◆ WRITTEN PROBLEM ◆
In the listing that follows, count each line containing the string "Pressure" and report only the count.

Dataset records on visual material
○ ○ ○

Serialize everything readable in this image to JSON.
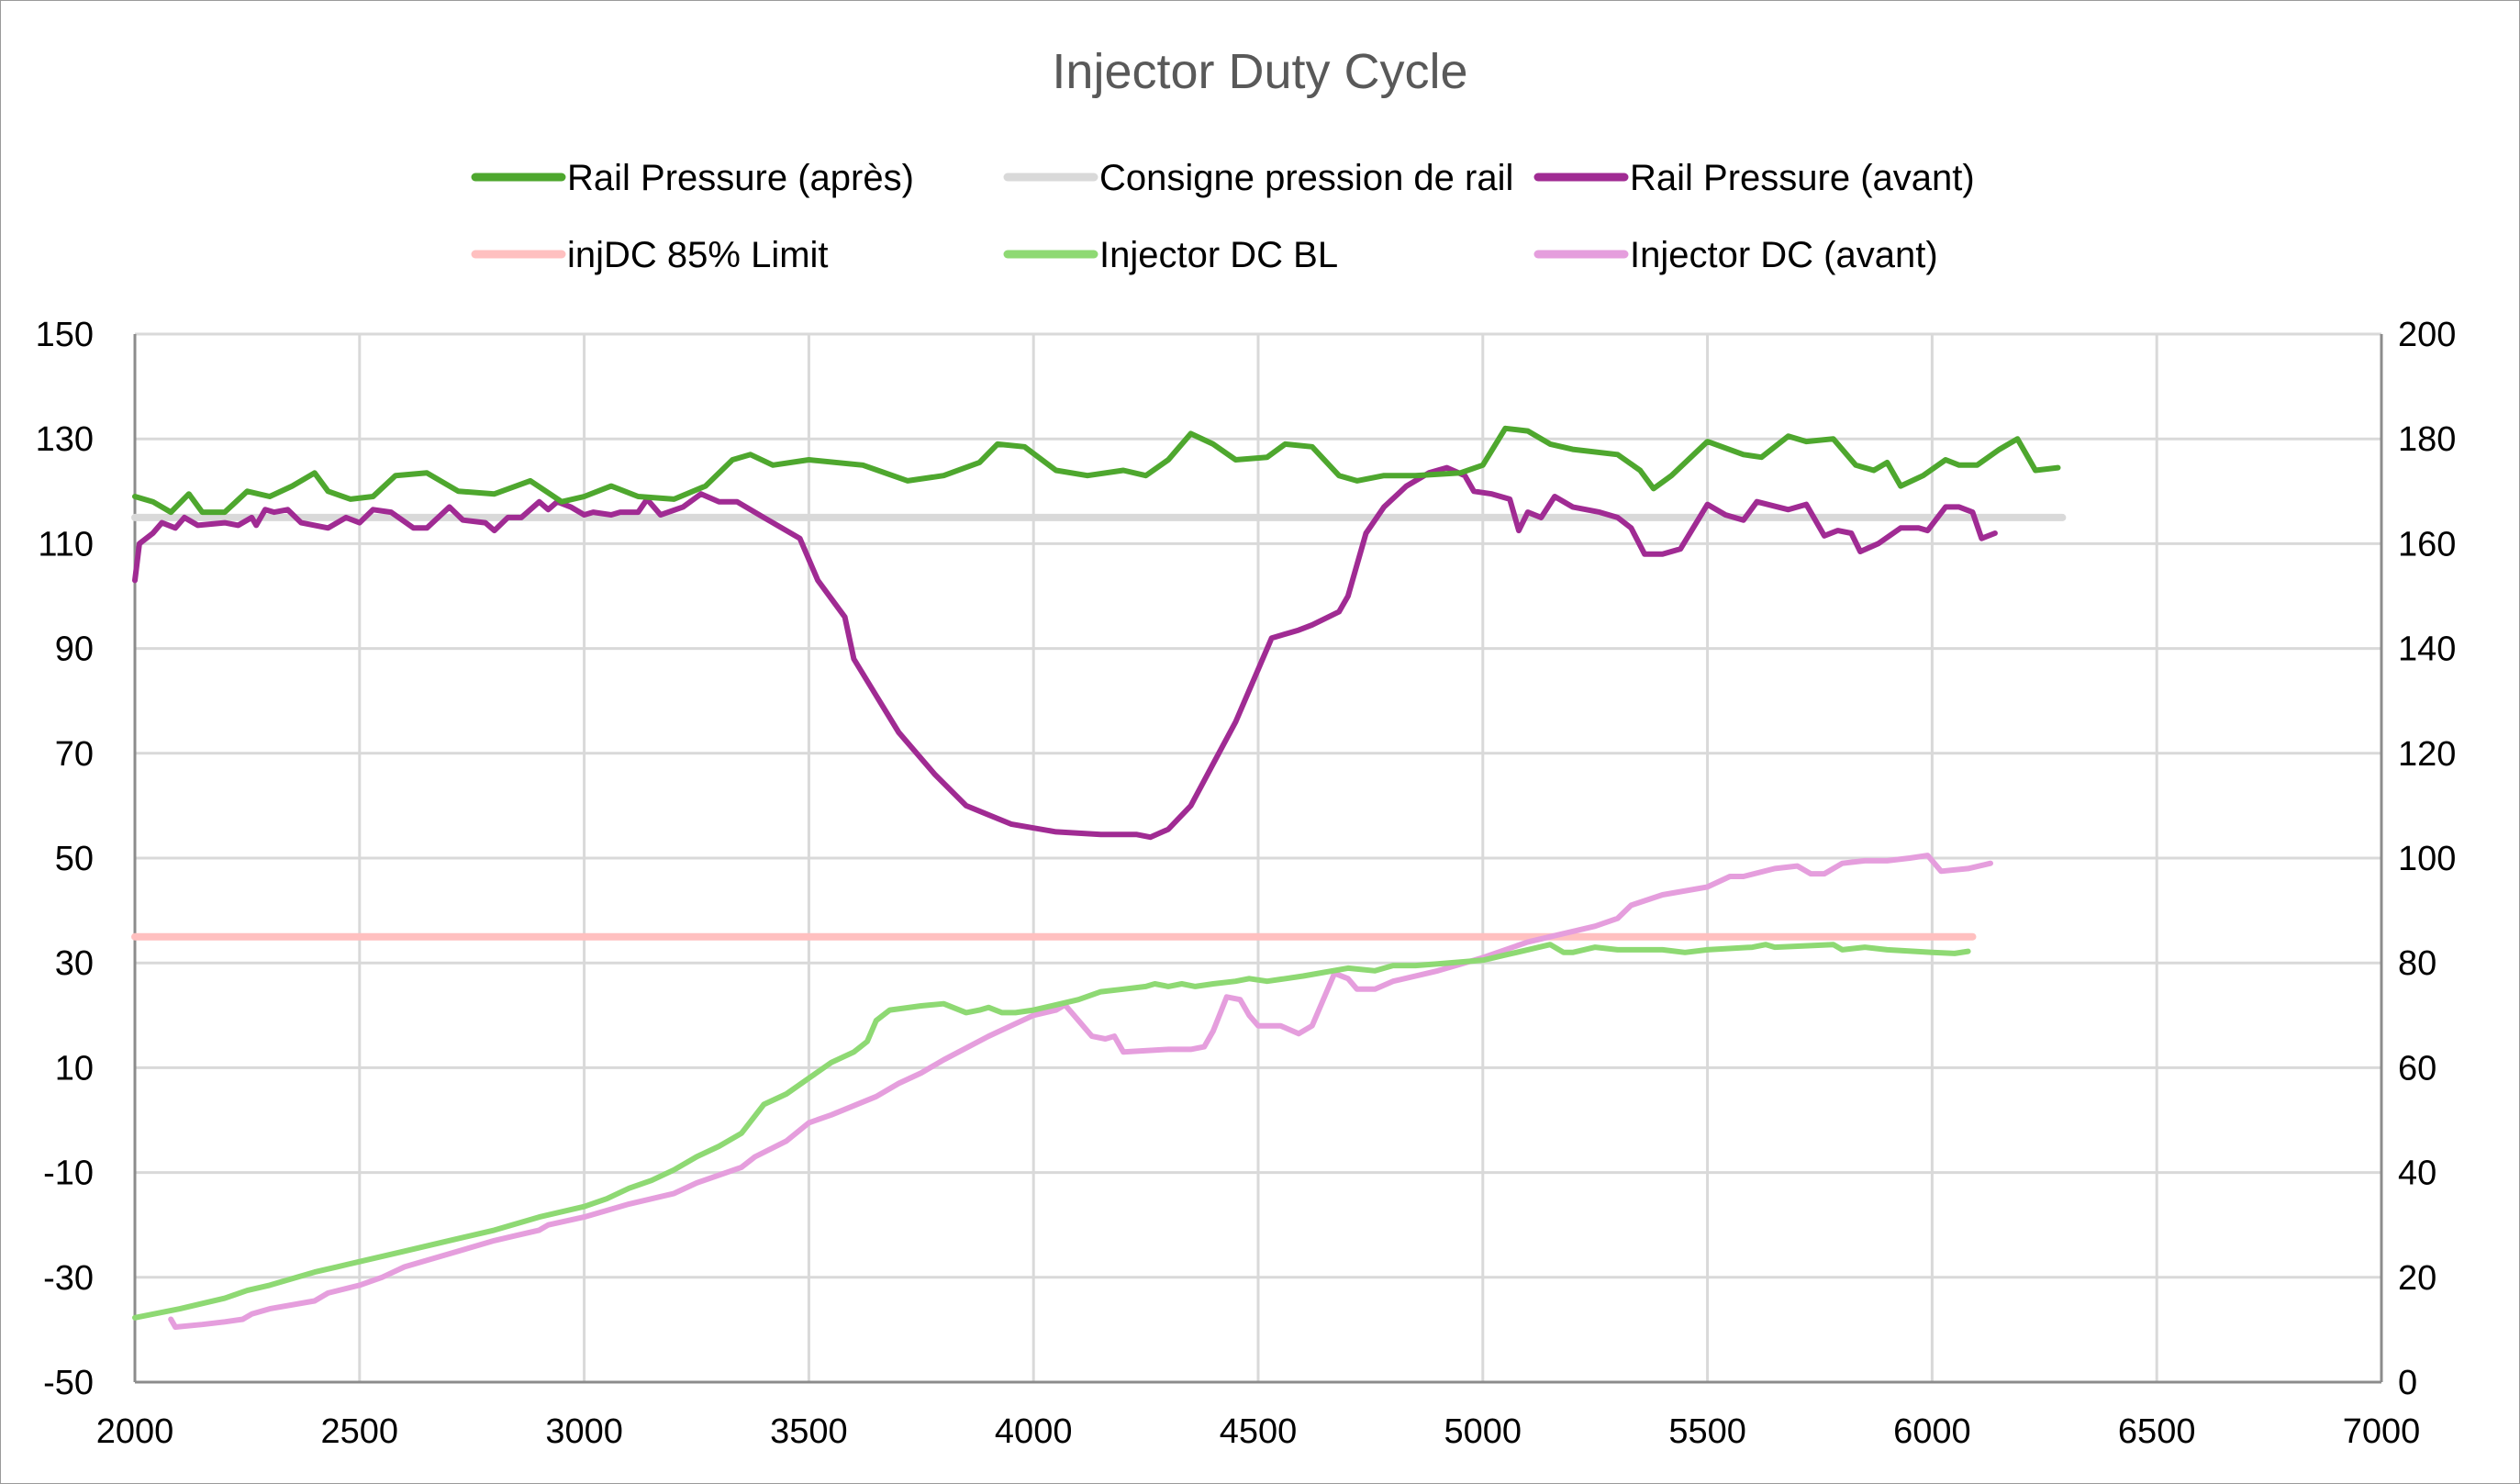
{
  "chart_data": {
    "type": "line",
    "title": "Injector Duty Cycle",
    "xlabel": "",
    "ylabel": "",
    "y2label": "",
    "xlim": [
      2000,
      7000
    ],
    "ylim": [
      -50,
      150
    ],
    "y2lim": [
      0,
      200
    ],
    "x_ticks": [
      "2000",
      "2500",
      "3000",
      "3500",
      "4000",
      "4500",
      "5000",
      "5500",
      "6000",
      "6500",
      "7000"
    ],
    "y_ticks": [
      "150",
      "130",
      "110",
      "90",
      "70",
      "50",
      "30",
      "10",
      "-10",
      "-30",
      "-50"
    ],
    "y2_ticks": [
      "200",
      "180",
      "160",
      "140",
      "120",
      "100",
      "80",
      "60",
      "40",
      "20",
      "0"
    ],
    "grid": true,
    "legend_position": "top",
    "series": [
      {
        "name": "Rail Pressure (après)",
        "axis": "left",
        "color": "#4EA72E",
        "x": [
          2000,
          2040,
          2080,
          2120,
          2150,
          2200,
          2250,
          2300,
          2350,
          2400,
          2430,
          2480,
          2530,
          2580,
          2650,
          2720,
          2800,
          2880,
          2950,
          3000,
          3060,
          3120,
          3200,
          3270,
          3330,
          3370,
          3420,
          3500,
          3620,
          3720,
          3800,
          3880,
          3920,
          3980,
          4050,
          4120,
          4200,
          4250,
          4300,
          4350,
          4400,
          4450,
          4520,
          4560,
          4620,
          4680,
          4720,
          4780,
          4850,
          4950,
          5000,
          5050,
          5100,
          5150,
          5200,
          5300,
          5350,
          5380,
          5420,
          5500,
          5580,
          5620,
          5680,
          5720,
          5780,
          5830,
          5870,
          5900,
          5930,
          5980,
          6030,
          6060,
          6100,
          6150,
          6190,
          6230,
          6280
        ],
        "y": [
          119,
          118,
          116,
          119.5,
          116,
          116,
          120,
          119,
          121,
          123.5,
          120,
          118.5,
          119,
          123,
          123.5,
          120,
          119.5,
          122,
          118,
          119,
          121,
          119,
          118.5,
          121,
          126,
          127,
          125,
          126,
          125,
          122,
          123,
          125.5,
          129,
          128.5,
          124,
          123,
          124,
          123,
          126,
          131,
          129,
          126,
          126.5,
          129,
          128.5,
          123,
          122,
          123,
          123,
          123.5,
          125,
          132,
          131.5,
          129,
          128,
          127,
          124,
          120.5,
          123,
          129.5,
          127,
          126.5,
          130.5,
          129.5,
          130,
          125,
          124,
          125.5,
          121,
          123,
          126,
          125,
          125,
          128,
          130,
          124,
          124.5
        ]
      },
      {
        "name": "Consigne pression de rail",
        "axis": "left",
        "color": "#D9D9D9",
        "x": [
          2000,
          6290
        ],
        "y": [
          115,
          115
        ]
      },
      {
        "name": "Rail Pressure (avant)",
        "axis": "left",
        "color": "#A02B93",
        "x": [
          2000,
          2010,
          2040,
          2060,
          2090,
          2110,
          2140,
          2200,
          2230,
          2260,
          2270,
          2290,
          2310,
          2340,
          2370,
          2430,
          2470,
          2500,
          2530,
          2570,
          2620,
          2650,
          2700,
          2730,
          2780,
          2800,
          2830,
          2860,
          2900,
          2920,
          2940,
          2970,
          3000,
          3020,
          3060,
          3080,
          3120,
          3140,
          3170,
          3220,
          3260,
          3300,
          3340,
          3400,
          3480,
          3520,
          3580,
          3600,
          3650,
          3700,
          3780,
          3850,
          3950,
          4050,
          4150,
          4230,
          4260,
          4300,
          4350,
          4400,
          4450,
          4500,
          4530,
          4570,
          4590,
          4620,
          4680,
          4700,
          4740,
          4780,
          4830,
          4880,
          4920,
          4960,
          4980,
          5020,
          5060,
          5080,
          5100,
          5130,
          5160,
          5200,
          5260,
          5300,
          5330,
          5360,
          5400,
          5440,
          5500,
          5540,
          5580,
          5610,
          5680,
          5720,
          5760,
          5790,
          5820,
          5840,
          5880,
          5930,
          5970,
          5990,
          6030,
          6060,
          6090,
          6110,
          6140
        ],
        "y": [
          103,
          110,
          112,
          114,
          113,
          115,
          113.5,
          114,
          113.5,
          115,
          113.5,
          116.5,
          116,
          116.5,
          114,
          113,
          115,
          114,
          116.5,
          116,
          113,
          113,
          117,
          114.5,
          114,
          112.5,
          115,
          115,
          118,
          116.5,
          118,
          117,
          115.5,
          116,
          115.5,
          116,
          116,
          118.5,
          115.5,
          117,
          119.5,
          118,
          118,
          115,
          111,
          103,
          96,
          88,
          81,
          74,
          66,
          60,
          56.5,
          55,
          54.5,
          54.5,
          54,
          55.5,
          60,
          68,
          76,
          86,
          92,
          93,
          93.5,
          94.5,
          97,
          100,
          112,
          117,
          121,
          123.5,
          124.5,
          123,
          120,
          119.5,
          118.5,
          112.5,
          116,
          115,
          119,
          117,
          116,
          115,
          113,
          108,
          108,
          109,
          117.5,
          115.5,
          114.5,
          118,
          116.5,
          117.5,
          111.5,
          112.5,
          112,
          108.5,
          110,
          113,
          113,
          112.5,
          117,
          117,
          116,
          111,
          112
        ]
      },
      {
        "name": "injDC 85% Limit",
        "axis": "right",
        "color": "#FFC0C0",
        "x": [
          2000,
          6090
        ],
        "y": [
          85,
          85
        ]
      },
      {
        "name": "Injector DC BL",
        "axis": "right",
        "color": "#8ED973",
        "x": [
          2000,
          2100,
          2150,
          2200,
          2250,
          2300,
          2400,
          2450,
          2500,
          2600,
          2700,
          2800,
          2900,
          3000,
          3050,
          3100,
          3150,
          3200,
          3250,
          3300,
          3350,
          3400,
          3450,
          3500,
          3550,
          3600,
          3630,
          3650,
          3680,
          3750,
          3800,
          3850,
          3880,
          3900,
          3930,
          3960,
          4000,
          4050,
          4100,
          4150,
          4200,
          4250,
          4270,
          4300,
          4330,
          4360,
          4400,
          4450,
          4480,
          4520,
          4600,
          4700,
          4760,
          4800,
          4850,
          4900,
          5000,
          5050,
          5100,
          5150,
          5180,
          5200,
          5250,
          5300,
          5400,
          5450,
          5500,
          5600,
          5630,
          5650,
          5780,
          5800,
          5850,
          5900,
          6000,
          6050,
          6080
        ],
        "y": [
          12.3,
          14,
          15,
          16,
          17.5,
          18.5,
          21,
          22,
          23,
          25,
          27,
          29,
          31.5,
          33.5,
          35,
          37,
          38.5,
          40.5,
          43,
          45,
          47.5,
          53,
          55,
          58,
          61,
          63,
          65,
          69,
          71,
          71.8,
          72.2,
          70.5,
          71,
          71.5,
          70.5,
          70.5,
          71,
          72,
          73,
          74.5,
          75,
          75.5,
          76,
          75.5,
          76,
          75.5,
          76,
          76.5,
          77,
          76.5,
          77.5,
          79,
          78.5,
          79.5,
          79.5,
          79.8,
          80.5,
          81.5,
          82.5,
          83.5,
          82,
          82,
          83,
          82.5,
          82.5,
          82,
          82.5,
          83,
          83.5,
          83,
          83.5,
          82.5,
          83,
          82.5,
          82,
          81.8,
          82.2
        ]
      },
      {
        "name": "Injector DC (avant)",
        "axis": "right",
        "color": "#E59EDD",
        "x": [
          2080,
          2090,
          2150,
          2200,
          2240,
          2260,
          2300,
          2400,
          2430,
          2500,
          2550,
          2600,
          2700,
          2800,
          2850,
          2900,
          2920,
          3000,
          3100,
          3200,
          3250,
          3350,
          3380,
          3450,
          3500,
          3550,
          3650,
          3700,
          3750,
          3800,
          3900,
          3950,
          4000,
          4050,
          4070,
          4100,
          4130,
          4160,
          4180,
          4200,
          4300,
          4350,
          4380,
          4400,
          4430,
          4460,
          4480,
          4500,
          4550,
          4590,
          4620,
          4650,
          4670,
          4700,
          4720,
          4760,
          4800,
          4900,
          5000,
          5100,
          5200,
          5250,
          5300,
          5330,
          5400,
          5500,
          5550,
          5580,
          5650,
          5700,
          5730,
          5760,
          5800,
          5850,
          5900,
          5950,
          5990,
          6020,
          6080,
          6130
        ],
        "y": [
          12,
          10.5,
          11,
          11.5,
          12,
          13,
          14,
          15.5,
          17,
          18.5,
          20,
          22,
          24.5,
          27,
          28,
          29,
          30,
          31.5,
          34,
          36,
          38,
          41,
          43,
          46,
          49.5,
          51,
          54.5,
          57,
          59,
          61.5,
          66,
          68,
          70,
          71,
          72,
          69,
          66,
          65.5,
          66,
          63,
          63.5,
          63.5,
          64,
          67,
          73.5,
          73,
          70,
          68,
          68,
          66.5,
          68,
          74,
          78,
          77,
          75,
          75,
          76.5,
          78.5,
          81,
          84,
          86,
          87,
          88.5,
          91,
          93,
          94.5,
          96.5,
          96.5,
          98,
          98.5,
          97,
          97,
          99,
          99.5,
          99.5,
          100,
          100.5,
          97.5,
          98,
          99
        ]
      }
    ]
  }
}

○ ○ ○

◆ TASK OUTPUT ◆
2